◆ Dataset records ◆
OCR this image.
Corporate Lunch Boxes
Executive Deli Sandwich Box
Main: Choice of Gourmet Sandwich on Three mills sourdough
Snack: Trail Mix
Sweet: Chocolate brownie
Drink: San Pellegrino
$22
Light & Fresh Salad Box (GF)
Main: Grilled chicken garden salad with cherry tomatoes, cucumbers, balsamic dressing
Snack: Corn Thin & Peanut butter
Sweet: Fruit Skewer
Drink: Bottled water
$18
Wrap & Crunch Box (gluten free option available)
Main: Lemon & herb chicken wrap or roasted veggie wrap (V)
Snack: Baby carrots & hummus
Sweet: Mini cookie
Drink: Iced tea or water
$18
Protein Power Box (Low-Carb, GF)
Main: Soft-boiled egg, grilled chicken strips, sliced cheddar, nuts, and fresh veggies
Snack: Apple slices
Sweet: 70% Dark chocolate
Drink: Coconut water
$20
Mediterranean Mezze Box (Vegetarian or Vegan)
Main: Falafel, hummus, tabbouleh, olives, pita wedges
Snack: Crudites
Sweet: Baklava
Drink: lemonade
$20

◆ EXERCISE BRIEF ◆
Write out an exact copy of every record shown above.

◆ RESPONSE TO THIS EXERCISE ◆
OCR this image.
Corporate Lunch Boxes
Executive Deli Sandwich Box
Main: Choice of Gourmet Sandwich on Three mills sourdough
Snack: Trail Mix
Sweet: Chocolate brownie
Drink: San Pellegrino
$22
Light & Fresh Salad Box (GF)
Main: Grilled chicken garden salad with cherry tomatoes, cucumbers, balsamic dressing
Snack: Corn Thin & Peanut butter
Sweet: Fruit Skewer
Drink: Bottled water
$18
Wrap & Crunch Box (gluten free option available)
Main: Lemon & herb chicken wrap or roasted veggie wrap (V)
Snack: Baby carrots & hummus
Sweet: Mini cookie
Drink: Iced tea or water
$18
Protein Power Box (Low-Carb, GF)
Main: Soft-boiled egg, grilled chicken strips, sliced cheddar, nuts, and fresh veggies
Snack: Apple slices
Sweet: 70% Dark chocolate
Drink: Coconut water
$20
Mediterranean Mezze Box (Vegetarian or Vegan)
Main: Falafel, hummus, tabbouleh, olives, pita wedges
Snack: Crudites
Sweet: Baklava
Drink: lemonade
$20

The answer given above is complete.